THE PROBLEM: Which lines have the string "sociaes"? Copy all of them from the entries below.

GIVEN DATA:

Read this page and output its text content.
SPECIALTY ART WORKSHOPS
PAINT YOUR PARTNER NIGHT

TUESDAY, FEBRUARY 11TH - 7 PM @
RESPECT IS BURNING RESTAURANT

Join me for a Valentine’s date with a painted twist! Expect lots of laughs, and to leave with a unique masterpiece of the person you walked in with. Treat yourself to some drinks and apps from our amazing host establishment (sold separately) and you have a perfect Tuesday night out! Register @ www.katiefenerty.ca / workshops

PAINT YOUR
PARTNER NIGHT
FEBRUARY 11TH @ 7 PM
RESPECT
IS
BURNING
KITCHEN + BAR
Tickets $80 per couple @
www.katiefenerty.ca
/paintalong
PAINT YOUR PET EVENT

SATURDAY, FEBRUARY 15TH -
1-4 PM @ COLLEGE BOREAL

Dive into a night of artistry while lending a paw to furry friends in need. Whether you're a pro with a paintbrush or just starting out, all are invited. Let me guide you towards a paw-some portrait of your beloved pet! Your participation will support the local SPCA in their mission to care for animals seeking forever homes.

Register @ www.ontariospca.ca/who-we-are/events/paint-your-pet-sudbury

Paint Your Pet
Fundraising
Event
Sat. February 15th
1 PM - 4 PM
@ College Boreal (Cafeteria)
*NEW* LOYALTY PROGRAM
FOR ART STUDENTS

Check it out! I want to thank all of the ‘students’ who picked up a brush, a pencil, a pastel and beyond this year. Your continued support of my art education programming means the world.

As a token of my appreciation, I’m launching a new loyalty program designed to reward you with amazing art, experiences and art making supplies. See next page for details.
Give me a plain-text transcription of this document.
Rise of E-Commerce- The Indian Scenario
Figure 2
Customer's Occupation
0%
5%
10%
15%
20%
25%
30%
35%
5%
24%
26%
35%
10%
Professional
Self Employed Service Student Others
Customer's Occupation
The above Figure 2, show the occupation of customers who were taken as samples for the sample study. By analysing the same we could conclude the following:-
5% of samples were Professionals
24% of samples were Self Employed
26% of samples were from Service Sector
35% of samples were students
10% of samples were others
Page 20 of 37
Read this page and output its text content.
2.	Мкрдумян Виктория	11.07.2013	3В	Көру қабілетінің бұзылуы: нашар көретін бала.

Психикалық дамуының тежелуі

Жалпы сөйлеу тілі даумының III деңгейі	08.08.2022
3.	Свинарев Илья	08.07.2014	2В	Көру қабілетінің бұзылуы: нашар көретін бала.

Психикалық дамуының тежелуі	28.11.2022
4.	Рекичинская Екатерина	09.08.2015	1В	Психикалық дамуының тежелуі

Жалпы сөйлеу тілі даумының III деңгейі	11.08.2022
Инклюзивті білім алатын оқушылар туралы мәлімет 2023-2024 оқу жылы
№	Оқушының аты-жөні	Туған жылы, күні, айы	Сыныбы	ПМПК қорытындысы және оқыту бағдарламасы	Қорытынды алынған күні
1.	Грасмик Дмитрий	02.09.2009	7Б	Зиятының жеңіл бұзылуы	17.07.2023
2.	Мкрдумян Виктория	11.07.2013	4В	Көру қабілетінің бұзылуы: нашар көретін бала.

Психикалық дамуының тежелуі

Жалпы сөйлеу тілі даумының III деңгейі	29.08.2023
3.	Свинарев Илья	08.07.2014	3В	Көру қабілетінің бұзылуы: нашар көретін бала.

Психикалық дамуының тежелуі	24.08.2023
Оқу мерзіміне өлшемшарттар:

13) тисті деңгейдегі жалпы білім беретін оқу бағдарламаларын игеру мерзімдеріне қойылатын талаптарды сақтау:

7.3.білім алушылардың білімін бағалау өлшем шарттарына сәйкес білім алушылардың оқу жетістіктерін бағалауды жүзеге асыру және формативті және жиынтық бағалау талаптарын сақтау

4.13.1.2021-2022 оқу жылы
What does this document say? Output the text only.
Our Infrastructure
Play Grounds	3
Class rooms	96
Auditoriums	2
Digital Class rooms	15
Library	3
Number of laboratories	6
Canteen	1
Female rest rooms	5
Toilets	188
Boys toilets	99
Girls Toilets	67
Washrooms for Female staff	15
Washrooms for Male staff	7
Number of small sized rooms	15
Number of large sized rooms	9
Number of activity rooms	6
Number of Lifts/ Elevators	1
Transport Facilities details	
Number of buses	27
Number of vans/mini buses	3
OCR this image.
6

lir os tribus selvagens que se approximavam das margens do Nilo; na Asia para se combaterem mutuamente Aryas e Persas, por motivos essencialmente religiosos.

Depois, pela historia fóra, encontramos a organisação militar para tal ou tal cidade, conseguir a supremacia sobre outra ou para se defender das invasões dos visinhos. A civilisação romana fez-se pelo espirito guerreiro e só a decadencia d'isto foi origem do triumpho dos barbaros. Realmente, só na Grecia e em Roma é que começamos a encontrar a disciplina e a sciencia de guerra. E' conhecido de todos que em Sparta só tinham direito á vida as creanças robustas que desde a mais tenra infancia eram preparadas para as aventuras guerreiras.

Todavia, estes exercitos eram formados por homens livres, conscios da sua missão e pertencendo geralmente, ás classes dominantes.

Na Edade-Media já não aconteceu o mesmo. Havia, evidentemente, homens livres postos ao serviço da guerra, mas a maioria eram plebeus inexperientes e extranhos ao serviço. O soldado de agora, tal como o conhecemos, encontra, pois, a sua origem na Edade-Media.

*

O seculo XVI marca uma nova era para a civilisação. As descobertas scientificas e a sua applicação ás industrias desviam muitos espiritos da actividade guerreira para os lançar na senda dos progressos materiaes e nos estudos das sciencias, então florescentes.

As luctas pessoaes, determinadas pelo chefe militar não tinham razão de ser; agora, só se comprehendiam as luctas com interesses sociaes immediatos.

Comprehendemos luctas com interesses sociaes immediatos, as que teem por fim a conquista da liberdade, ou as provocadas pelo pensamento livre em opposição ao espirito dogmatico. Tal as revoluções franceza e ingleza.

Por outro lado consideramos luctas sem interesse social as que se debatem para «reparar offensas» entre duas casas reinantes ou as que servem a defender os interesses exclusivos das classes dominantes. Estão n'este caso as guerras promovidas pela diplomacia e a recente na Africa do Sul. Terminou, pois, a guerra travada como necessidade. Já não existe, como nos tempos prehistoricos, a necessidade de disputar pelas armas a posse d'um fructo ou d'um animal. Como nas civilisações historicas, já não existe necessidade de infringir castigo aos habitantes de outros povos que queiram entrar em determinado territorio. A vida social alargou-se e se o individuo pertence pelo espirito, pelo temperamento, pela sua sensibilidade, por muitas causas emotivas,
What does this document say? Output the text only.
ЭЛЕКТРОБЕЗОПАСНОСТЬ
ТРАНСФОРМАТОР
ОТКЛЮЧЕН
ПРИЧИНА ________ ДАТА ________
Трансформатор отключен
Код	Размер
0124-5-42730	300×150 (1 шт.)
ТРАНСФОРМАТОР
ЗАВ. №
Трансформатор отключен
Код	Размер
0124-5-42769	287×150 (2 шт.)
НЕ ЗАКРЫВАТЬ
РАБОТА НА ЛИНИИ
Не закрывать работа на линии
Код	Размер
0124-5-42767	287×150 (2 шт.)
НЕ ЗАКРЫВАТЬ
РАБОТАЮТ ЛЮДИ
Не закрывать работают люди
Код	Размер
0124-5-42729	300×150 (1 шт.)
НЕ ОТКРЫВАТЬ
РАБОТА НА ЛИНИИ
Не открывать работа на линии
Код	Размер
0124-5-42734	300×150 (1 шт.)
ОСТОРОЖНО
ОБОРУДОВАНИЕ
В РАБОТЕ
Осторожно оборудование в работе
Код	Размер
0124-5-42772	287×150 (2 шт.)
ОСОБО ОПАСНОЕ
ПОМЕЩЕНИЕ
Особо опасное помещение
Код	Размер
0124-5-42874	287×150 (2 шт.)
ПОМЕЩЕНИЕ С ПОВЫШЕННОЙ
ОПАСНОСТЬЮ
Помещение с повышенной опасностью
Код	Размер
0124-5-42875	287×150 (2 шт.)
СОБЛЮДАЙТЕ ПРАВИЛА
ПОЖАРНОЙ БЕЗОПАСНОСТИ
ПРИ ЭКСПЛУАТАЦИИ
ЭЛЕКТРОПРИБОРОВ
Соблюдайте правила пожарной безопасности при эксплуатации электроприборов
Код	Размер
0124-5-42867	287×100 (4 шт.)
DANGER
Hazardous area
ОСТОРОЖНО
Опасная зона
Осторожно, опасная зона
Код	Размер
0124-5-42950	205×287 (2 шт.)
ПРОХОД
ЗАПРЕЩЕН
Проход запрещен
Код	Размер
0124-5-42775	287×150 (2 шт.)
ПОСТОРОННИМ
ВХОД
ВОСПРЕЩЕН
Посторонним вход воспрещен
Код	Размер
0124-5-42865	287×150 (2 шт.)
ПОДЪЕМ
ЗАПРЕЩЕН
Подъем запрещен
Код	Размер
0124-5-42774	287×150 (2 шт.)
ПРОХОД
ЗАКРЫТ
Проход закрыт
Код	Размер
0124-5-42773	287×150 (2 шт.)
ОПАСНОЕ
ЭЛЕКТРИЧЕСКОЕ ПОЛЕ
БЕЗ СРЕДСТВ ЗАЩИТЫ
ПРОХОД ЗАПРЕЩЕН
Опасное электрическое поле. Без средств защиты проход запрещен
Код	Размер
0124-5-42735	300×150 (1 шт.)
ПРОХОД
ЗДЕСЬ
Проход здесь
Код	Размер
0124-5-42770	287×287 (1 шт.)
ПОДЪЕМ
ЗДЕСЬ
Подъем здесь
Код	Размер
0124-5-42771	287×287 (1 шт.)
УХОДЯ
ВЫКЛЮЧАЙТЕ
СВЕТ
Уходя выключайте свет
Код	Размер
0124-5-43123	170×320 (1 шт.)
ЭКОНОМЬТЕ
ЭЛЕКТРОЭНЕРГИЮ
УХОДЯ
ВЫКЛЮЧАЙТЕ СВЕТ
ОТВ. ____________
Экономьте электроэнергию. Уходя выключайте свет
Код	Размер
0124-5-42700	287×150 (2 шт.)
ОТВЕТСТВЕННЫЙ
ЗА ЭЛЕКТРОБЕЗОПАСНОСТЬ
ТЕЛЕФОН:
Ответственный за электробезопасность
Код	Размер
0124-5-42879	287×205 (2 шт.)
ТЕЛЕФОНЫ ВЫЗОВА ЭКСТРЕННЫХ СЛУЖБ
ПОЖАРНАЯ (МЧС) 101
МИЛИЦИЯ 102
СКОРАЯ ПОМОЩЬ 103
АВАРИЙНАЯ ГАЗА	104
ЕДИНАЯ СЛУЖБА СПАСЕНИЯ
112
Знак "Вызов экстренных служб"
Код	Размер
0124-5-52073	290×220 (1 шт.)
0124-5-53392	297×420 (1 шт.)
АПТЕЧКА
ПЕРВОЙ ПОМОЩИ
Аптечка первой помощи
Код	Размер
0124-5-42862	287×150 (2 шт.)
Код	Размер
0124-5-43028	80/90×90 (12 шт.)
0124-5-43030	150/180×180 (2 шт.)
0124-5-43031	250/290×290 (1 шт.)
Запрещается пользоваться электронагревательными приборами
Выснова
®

SOLUTION TO THIS TASK:
As luctas pessoaes, determinadas pelo chefe militar não tinham razão de ser; agora, só se comprehendiam as luctas com interesses sociaes immediatos.
Comprehendemos luctas com interesses sociaes immediatos, as que teem por fim a conquista da liberdade, ou as provocadas pelo pensamento livre em opposição ao espirito dogmatico. Tal as revoluções franceza e ingleza.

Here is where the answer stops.